▸ **Goal**: Find the string "object" in the data, then copy every line where it is found.

Begin

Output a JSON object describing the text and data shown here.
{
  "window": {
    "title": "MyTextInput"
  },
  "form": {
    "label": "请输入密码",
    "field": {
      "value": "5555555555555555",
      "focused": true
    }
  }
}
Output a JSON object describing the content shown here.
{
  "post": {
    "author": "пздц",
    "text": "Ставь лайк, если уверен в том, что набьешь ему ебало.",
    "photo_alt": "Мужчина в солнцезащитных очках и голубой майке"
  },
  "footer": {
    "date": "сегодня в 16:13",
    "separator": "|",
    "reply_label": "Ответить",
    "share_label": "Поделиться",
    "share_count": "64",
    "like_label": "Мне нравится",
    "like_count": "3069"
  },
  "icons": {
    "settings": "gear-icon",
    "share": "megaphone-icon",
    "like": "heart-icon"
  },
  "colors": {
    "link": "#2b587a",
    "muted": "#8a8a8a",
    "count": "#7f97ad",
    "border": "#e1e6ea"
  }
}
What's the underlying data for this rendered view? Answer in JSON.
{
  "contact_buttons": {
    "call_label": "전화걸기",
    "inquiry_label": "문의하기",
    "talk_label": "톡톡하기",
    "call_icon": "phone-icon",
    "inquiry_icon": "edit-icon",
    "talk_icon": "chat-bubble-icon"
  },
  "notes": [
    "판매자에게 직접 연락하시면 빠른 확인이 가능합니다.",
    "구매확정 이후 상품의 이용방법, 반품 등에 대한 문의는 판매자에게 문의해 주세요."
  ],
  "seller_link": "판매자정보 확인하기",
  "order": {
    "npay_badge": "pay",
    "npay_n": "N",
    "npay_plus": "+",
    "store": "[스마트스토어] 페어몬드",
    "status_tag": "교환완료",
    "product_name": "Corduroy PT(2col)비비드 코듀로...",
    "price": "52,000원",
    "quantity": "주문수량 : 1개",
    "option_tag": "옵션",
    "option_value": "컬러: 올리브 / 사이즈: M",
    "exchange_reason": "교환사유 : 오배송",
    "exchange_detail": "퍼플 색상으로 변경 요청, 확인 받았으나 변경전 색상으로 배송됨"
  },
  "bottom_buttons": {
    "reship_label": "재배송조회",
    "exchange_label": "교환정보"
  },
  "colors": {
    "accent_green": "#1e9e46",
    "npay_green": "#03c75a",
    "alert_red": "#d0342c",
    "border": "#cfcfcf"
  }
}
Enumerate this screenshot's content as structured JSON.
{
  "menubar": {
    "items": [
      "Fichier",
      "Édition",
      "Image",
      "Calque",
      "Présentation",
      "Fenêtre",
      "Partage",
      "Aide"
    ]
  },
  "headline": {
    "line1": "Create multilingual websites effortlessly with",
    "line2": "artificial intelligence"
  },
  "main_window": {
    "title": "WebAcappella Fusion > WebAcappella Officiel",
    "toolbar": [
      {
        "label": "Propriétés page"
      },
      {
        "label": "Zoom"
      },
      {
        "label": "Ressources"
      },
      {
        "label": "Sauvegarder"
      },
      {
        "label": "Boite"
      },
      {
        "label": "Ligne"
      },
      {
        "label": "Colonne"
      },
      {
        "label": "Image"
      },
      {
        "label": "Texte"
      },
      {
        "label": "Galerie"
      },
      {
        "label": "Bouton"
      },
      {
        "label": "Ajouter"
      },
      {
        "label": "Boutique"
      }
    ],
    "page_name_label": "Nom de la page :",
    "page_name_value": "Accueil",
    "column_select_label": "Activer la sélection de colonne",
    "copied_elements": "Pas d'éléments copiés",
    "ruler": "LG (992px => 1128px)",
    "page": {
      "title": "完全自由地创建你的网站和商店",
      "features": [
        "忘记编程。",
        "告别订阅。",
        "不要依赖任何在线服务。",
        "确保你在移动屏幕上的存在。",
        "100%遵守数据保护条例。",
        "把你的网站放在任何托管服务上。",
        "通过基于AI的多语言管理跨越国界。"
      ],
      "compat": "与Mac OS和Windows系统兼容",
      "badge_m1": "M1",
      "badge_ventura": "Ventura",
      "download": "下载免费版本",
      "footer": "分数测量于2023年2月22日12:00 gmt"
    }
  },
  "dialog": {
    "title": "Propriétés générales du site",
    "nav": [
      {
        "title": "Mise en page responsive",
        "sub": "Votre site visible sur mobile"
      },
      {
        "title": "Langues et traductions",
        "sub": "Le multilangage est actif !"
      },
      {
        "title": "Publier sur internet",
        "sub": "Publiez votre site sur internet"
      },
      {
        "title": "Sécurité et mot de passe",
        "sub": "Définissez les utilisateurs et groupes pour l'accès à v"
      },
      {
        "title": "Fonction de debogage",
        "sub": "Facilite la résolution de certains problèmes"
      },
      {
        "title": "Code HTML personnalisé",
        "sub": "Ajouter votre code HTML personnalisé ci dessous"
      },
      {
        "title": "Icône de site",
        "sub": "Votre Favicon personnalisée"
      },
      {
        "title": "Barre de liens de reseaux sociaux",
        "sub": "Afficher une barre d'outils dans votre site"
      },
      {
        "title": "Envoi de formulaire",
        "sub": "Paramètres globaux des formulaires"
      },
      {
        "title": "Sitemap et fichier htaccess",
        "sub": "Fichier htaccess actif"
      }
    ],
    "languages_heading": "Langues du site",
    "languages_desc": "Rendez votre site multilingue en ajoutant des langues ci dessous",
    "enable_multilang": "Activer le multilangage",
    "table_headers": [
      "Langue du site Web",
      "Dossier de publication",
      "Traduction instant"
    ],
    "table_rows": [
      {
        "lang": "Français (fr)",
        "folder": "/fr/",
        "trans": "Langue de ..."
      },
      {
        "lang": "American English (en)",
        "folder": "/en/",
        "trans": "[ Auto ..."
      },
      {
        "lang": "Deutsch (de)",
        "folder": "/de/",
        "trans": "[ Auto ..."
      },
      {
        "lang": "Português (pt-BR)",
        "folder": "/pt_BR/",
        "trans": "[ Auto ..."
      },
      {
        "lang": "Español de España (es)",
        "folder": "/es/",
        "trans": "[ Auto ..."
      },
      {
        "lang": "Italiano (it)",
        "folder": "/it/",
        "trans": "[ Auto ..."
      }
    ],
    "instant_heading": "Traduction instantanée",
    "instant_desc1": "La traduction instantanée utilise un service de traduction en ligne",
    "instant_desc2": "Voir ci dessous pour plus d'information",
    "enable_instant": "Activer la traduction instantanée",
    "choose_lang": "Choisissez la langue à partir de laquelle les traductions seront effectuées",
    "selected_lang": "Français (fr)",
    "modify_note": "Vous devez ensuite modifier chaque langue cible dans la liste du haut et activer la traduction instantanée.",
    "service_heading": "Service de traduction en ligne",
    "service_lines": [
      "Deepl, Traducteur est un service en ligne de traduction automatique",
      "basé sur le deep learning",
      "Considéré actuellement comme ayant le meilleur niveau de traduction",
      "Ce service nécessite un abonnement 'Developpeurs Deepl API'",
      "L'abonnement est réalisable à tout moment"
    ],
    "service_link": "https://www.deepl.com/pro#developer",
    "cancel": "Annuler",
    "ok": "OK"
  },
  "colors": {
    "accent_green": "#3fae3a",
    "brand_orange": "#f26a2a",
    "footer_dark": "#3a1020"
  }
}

End

▸ **Finished answer**:
Output a JSON object describing the text and data shown here.
Output a JSON object describing the content shown here.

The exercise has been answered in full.